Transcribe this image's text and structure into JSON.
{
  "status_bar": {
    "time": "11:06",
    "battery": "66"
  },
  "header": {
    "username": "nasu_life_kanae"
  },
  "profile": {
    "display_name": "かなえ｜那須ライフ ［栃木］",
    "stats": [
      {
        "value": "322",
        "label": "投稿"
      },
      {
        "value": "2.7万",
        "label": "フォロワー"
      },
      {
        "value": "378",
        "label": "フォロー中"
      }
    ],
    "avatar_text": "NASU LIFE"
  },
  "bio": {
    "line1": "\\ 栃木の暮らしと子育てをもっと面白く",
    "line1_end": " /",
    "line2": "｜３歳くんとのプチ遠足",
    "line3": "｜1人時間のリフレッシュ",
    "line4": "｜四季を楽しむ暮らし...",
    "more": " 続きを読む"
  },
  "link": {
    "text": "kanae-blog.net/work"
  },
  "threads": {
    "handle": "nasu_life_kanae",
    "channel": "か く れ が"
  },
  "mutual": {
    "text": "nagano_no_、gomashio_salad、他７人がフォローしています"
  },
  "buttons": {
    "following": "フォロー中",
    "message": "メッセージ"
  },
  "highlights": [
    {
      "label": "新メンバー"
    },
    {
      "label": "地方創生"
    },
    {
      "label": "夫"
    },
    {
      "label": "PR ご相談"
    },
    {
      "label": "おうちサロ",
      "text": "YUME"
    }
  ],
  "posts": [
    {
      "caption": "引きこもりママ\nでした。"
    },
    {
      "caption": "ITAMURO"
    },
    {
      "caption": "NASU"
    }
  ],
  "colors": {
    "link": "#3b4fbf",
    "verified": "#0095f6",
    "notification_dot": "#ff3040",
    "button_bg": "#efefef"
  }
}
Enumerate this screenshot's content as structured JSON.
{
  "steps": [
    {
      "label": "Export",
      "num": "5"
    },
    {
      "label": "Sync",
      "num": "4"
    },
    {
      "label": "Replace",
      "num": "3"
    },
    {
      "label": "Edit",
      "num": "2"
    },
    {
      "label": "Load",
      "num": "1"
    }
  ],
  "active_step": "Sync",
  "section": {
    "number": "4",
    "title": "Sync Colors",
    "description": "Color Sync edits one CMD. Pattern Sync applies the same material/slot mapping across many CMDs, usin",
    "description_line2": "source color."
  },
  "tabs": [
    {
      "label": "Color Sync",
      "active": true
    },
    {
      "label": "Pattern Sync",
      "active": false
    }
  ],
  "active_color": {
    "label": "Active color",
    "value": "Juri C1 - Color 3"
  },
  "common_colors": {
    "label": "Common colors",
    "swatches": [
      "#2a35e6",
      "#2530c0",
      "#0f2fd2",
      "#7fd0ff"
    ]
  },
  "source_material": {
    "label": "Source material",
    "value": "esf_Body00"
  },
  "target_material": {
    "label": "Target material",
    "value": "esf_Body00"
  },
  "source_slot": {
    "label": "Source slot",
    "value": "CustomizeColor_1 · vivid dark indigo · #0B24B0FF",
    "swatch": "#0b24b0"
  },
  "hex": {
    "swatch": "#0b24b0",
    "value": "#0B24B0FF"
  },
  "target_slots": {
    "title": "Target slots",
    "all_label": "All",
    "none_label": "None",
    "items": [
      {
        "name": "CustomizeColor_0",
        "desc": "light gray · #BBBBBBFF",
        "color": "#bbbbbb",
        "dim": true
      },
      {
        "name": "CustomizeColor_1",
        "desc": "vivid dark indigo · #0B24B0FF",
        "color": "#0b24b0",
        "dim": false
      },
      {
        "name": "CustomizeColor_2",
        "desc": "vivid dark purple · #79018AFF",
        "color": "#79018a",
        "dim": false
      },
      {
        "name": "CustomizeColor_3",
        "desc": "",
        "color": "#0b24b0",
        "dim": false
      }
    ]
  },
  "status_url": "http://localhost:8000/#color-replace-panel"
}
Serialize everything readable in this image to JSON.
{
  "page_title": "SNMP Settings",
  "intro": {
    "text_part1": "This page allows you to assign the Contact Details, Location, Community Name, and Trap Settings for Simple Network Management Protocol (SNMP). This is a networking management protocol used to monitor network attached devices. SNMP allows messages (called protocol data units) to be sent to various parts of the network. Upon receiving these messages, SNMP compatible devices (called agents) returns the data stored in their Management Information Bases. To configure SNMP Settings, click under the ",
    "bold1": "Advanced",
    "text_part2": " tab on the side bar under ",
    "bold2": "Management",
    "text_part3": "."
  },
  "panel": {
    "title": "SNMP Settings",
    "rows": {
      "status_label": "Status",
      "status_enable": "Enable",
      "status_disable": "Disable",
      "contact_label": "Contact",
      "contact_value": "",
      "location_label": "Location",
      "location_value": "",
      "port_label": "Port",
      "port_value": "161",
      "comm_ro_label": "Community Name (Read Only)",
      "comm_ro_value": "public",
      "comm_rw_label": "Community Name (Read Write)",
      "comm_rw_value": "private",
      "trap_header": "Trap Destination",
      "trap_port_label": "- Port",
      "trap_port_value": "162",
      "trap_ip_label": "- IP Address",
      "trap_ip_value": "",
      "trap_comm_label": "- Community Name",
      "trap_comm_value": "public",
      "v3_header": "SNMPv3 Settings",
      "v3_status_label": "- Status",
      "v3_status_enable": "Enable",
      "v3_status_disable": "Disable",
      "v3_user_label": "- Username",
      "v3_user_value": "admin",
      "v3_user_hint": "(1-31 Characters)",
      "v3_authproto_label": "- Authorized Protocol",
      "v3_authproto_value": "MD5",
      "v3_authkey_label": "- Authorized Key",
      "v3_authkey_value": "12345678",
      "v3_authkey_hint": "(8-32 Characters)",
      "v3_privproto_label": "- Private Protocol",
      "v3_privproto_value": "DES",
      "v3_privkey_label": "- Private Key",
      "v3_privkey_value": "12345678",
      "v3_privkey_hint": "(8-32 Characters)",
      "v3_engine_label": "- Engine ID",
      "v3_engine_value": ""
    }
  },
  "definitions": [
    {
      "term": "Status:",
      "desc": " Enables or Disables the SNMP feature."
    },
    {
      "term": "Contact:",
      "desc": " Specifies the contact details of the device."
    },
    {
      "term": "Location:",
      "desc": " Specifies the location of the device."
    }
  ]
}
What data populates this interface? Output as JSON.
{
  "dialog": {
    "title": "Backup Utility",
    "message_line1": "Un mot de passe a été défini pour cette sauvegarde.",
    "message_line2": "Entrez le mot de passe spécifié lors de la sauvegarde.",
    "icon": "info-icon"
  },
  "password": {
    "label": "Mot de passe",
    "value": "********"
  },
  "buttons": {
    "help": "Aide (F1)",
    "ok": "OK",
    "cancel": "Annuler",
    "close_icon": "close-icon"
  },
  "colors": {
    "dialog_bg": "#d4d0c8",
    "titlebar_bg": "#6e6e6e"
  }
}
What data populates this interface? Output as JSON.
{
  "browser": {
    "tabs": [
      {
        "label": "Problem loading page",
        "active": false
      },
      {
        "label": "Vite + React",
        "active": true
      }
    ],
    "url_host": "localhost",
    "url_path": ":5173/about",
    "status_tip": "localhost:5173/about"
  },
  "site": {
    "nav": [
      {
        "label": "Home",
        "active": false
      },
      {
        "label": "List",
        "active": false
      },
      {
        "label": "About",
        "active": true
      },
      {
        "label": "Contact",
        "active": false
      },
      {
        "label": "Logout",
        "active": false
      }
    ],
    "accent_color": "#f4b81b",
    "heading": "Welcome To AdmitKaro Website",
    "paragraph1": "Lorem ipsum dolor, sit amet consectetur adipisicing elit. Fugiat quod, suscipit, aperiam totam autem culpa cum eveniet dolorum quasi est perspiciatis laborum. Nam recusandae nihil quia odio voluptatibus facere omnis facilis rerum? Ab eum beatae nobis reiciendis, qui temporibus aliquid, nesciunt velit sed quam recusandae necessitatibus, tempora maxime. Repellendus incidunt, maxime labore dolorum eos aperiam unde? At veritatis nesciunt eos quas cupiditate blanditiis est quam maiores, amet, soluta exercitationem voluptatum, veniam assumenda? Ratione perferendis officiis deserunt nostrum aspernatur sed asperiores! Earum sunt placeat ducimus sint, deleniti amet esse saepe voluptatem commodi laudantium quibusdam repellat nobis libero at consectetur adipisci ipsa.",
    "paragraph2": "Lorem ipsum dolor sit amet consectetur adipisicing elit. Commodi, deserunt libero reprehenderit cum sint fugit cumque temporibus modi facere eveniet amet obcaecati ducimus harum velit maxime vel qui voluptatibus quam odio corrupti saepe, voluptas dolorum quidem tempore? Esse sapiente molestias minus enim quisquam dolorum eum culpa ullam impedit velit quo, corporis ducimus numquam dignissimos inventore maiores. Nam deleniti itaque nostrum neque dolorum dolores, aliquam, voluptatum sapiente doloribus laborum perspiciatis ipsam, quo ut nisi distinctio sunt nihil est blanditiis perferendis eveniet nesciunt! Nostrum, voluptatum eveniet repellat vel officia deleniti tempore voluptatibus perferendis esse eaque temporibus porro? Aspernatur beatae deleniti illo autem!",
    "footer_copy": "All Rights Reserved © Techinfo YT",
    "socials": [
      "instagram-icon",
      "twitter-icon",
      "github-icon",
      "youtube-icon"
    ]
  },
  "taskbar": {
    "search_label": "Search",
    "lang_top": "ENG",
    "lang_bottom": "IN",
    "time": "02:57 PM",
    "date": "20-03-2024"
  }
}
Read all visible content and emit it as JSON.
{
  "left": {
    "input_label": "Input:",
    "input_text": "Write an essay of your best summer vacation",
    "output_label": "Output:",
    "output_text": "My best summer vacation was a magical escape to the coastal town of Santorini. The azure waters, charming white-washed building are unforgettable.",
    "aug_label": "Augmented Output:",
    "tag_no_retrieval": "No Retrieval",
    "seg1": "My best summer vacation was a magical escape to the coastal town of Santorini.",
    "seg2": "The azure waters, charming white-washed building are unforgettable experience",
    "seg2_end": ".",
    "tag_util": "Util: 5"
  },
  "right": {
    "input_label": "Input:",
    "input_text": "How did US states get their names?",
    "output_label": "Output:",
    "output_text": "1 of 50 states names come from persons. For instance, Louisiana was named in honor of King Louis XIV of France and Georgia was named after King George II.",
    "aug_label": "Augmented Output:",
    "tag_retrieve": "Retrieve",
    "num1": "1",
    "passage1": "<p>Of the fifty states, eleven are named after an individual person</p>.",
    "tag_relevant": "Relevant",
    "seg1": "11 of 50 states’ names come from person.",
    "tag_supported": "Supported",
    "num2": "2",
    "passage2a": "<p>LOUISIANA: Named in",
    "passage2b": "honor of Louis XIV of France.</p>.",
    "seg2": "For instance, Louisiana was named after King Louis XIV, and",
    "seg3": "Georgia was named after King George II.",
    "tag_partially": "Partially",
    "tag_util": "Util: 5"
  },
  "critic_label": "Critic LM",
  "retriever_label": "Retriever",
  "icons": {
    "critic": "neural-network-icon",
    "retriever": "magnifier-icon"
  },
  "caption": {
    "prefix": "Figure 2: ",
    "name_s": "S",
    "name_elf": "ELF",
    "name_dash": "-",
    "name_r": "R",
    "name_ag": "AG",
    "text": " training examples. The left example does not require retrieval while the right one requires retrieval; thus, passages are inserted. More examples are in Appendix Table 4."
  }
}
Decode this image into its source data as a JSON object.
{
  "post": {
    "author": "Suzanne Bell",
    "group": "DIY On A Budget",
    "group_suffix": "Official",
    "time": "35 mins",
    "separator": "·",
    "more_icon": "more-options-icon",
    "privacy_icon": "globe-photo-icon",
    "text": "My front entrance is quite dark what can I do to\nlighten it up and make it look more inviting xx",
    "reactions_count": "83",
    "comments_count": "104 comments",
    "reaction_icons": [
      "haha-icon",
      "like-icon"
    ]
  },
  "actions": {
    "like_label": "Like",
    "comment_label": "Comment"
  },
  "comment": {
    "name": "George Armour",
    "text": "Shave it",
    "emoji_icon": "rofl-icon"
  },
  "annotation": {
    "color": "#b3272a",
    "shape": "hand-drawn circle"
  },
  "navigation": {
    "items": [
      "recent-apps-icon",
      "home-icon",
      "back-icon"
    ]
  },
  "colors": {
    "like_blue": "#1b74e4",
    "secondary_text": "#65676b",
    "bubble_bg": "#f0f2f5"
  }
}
+===+
Each line that holds the string "Write" counts once; give the total and nothing else.

2